## What this task involves
The records below are split into lines. How many of those lines contain the string "page"? Reply with the number only.
**** The records ****
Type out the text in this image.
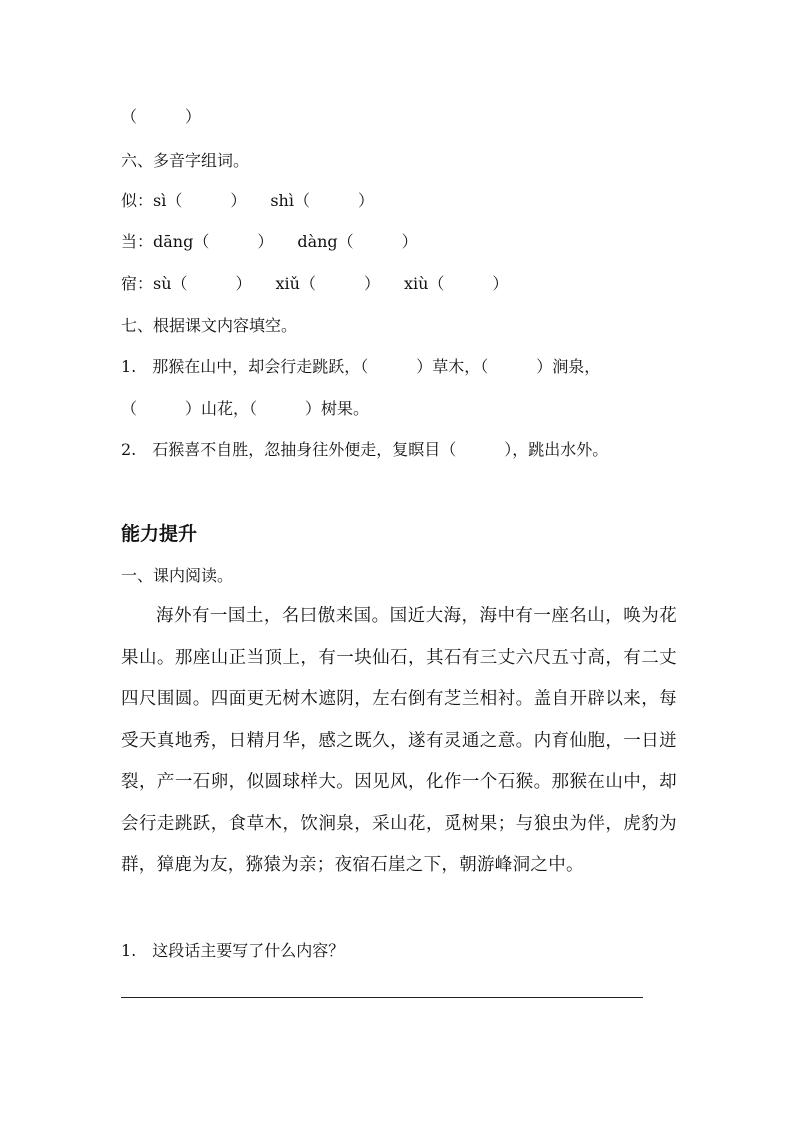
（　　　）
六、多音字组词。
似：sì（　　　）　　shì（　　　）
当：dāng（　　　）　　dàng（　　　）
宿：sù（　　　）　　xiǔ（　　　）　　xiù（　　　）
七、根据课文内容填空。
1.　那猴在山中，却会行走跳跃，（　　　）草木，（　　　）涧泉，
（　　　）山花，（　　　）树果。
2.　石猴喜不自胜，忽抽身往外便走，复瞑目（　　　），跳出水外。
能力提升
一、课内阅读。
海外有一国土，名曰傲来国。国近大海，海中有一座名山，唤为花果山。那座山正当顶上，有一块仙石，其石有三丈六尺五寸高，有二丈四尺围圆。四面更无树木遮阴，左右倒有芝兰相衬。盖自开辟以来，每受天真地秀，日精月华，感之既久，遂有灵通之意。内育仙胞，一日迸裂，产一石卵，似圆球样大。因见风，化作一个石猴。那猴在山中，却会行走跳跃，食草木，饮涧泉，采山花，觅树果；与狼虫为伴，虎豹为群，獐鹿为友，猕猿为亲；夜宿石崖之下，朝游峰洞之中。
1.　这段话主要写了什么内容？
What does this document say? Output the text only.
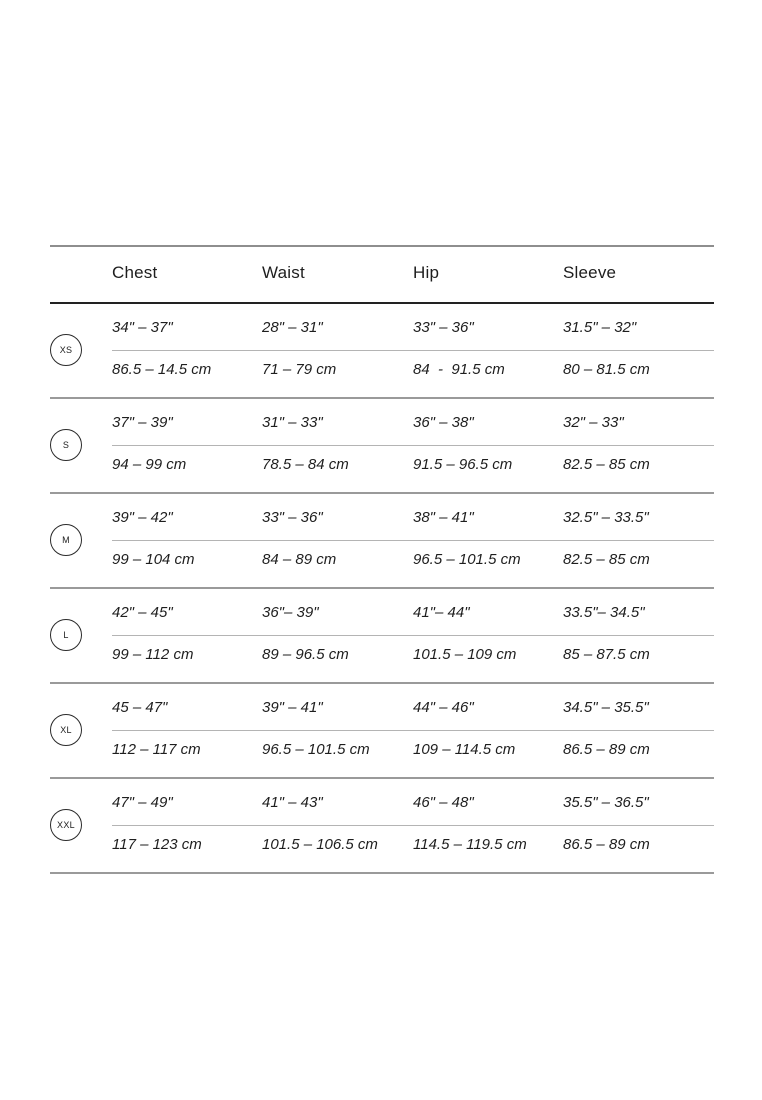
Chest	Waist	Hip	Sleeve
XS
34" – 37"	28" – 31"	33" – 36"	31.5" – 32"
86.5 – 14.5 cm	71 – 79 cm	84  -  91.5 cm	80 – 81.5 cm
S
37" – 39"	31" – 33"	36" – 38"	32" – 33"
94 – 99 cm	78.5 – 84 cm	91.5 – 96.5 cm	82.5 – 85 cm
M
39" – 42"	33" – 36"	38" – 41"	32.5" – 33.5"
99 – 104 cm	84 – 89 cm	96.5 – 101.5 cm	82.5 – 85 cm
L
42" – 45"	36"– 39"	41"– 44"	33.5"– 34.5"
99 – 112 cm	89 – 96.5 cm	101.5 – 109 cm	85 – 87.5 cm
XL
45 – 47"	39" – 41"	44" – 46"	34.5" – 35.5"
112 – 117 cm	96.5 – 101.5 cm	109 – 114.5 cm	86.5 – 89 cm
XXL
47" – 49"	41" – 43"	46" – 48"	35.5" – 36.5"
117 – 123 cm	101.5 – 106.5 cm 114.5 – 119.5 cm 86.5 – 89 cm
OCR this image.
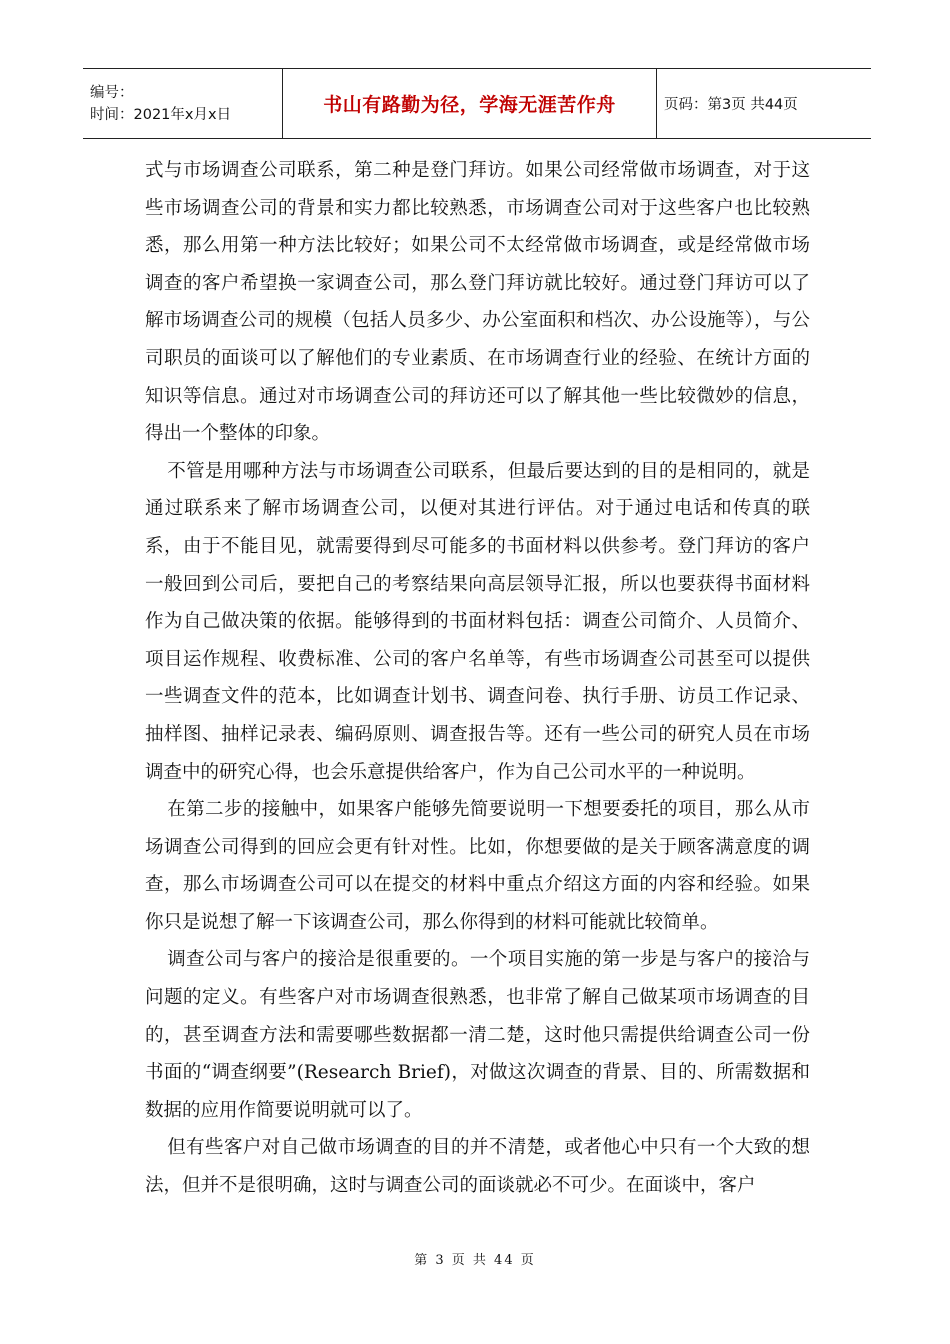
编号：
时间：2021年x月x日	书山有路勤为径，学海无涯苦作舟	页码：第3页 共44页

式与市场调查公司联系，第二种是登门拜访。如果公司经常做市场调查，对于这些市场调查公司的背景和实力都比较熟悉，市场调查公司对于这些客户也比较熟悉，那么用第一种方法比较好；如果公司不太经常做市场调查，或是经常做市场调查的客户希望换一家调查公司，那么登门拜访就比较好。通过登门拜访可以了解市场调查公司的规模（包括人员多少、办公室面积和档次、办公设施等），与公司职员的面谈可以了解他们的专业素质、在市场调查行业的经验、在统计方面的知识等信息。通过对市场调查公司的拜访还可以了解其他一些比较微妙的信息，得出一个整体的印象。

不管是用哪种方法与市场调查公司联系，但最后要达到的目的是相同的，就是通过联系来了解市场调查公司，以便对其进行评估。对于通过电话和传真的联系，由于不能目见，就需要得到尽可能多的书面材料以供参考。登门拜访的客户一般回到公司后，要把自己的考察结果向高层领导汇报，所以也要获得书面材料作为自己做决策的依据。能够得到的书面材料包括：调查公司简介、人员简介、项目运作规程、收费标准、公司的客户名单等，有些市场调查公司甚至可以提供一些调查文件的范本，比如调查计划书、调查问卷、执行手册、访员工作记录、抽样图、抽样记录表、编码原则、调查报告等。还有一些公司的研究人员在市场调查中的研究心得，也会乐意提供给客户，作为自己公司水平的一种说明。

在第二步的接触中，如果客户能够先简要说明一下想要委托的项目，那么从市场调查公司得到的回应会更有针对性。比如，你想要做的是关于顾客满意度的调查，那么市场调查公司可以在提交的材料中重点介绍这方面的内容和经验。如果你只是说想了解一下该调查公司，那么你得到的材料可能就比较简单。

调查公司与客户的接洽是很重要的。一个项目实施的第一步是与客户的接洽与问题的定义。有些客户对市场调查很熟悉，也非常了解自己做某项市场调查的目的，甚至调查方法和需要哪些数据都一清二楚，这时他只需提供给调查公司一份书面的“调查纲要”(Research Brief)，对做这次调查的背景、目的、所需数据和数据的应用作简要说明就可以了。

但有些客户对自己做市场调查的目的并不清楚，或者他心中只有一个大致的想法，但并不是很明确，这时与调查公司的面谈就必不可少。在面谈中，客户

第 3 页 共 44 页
****
**** The records ****
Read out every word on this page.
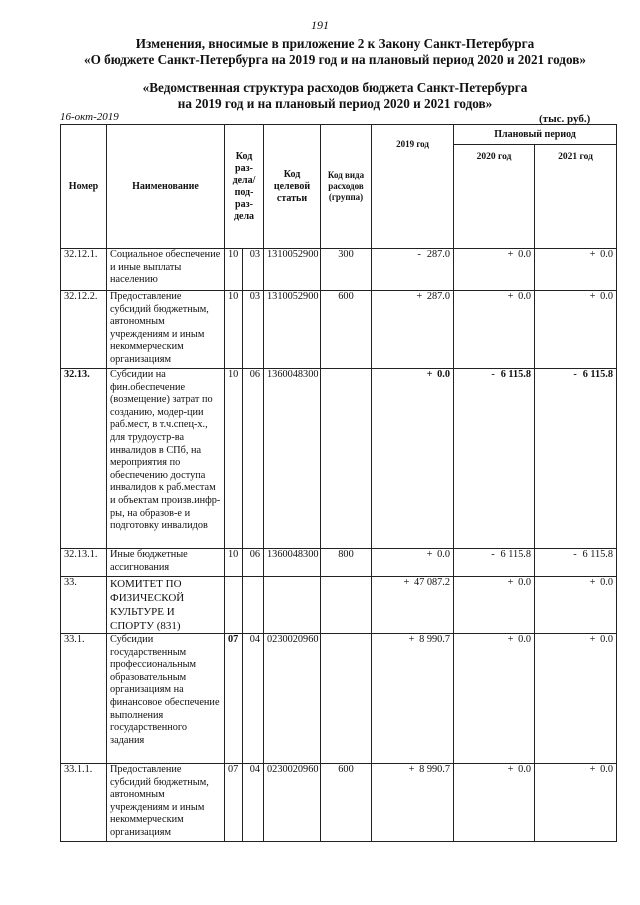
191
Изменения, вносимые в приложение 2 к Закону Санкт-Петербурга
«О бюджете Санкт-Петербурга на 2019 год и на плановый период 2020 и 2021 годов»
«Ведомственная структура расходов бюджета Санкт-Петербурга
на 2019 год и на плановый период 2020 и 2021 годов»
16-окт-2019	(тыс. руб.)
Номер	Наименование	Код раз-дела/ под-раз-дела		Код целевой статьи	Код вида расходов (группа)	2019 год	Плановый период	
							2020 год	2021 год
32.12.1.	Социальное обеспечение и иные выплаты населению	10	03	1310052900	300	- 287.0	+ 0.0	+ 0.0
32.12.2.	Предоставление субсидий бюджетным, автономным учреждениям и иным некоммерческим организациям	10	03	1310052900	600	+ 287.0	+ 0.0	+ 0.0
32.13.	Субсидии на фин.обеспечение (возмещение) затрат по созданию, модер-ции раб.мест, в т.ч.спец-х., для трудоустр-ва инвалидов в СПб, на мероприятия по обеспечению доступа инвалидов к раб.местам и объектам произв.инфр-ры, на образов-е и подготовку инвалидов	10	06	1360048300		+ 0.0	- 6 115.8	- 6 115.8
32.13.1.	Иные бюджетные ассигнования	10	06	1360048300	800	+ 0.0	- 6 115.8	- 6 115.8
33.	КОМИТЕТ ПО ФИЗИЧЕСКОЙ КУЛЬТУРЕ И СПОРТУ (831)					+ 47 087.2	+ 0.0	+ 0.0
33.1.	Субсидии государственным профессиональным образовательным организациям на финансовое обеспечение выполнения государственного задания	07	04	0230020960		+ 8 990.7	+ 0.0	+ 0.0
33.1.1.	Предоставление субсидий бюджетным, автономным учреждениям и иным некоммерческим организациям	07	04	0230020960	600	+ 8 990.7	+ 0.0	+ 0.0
****
**** The records ****
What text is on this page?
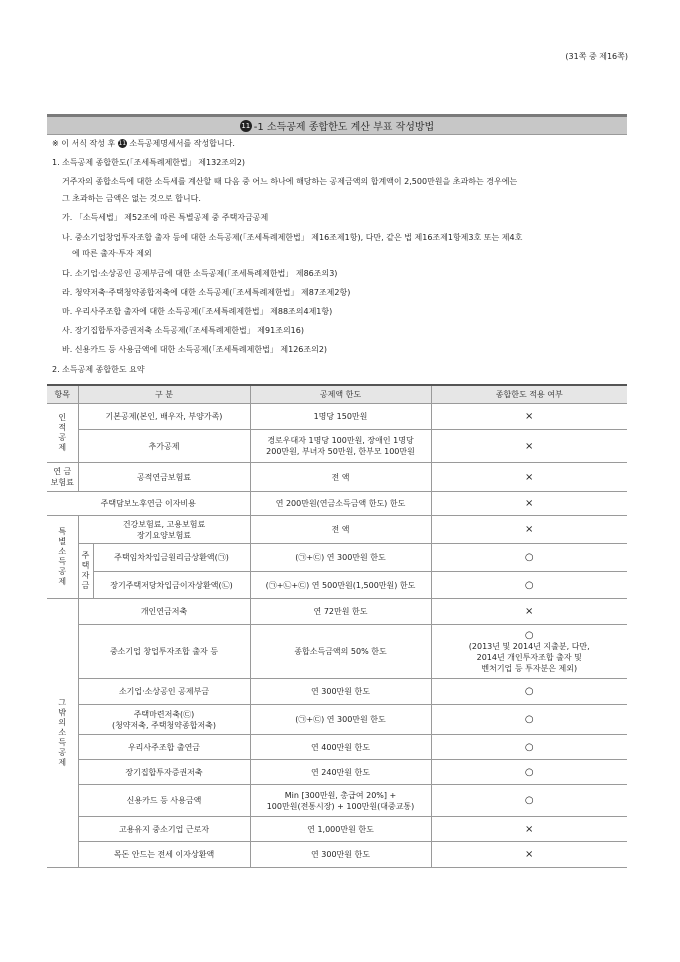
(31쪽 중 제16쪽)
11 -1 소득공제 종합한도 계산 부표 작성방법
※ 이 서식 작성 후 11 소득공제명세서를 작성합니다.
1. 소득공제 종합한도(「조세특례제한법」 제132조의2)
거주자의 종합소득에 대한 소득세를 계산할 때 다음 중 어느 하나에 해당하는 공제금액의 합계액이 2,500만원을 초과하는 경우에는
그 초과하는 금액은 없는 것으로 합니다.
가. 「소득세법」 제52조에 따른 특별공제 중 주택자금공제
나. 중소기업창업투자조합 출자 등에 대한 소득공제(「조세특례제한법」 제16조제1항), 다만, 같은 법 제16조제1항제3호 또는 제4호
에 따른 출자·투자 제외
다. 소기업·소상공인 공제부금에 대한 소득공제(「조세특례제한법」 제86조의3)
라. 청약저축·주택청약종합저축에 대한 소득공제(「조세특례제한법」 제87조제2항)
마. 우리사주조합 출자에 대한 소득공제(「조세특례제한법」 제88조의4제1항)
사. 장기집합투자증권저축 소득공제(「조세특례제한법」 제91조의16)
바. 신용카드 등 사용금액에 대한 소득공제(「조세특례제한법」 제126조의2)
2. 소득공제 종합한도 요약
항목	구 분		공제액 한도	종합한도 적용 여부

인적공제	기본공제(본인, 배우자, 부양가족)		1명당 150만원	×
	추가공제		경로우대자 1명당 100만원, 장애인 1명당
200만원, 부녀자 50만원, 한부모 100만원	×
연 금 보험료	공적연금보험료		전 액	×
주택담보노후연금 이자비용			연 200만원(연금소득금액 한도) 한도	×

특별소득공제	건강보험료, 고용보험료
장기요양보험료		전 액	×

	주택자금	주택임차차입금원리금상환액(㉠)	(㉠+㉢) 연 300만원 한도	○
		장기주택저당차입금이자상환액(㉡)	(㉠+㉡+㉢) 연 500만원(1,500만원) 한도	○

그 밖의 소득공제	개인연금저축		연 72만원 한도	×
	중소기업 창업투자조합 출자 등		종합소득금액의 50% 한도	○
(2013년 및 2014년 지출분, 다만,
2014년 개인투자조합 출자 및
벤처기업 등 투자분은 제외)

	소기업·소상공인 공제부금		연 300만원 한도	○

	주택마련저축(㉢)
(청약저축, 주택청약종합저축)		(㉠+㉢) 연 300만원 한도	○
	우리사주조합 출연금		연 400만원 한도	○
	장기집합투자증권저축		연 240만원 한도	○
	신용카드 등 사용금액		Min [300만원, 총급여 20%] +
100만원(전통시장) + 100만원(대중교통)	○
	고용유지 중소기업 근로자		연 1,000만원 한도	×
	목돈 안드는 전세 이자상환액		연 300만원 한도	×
****
## Solution to the exercise
2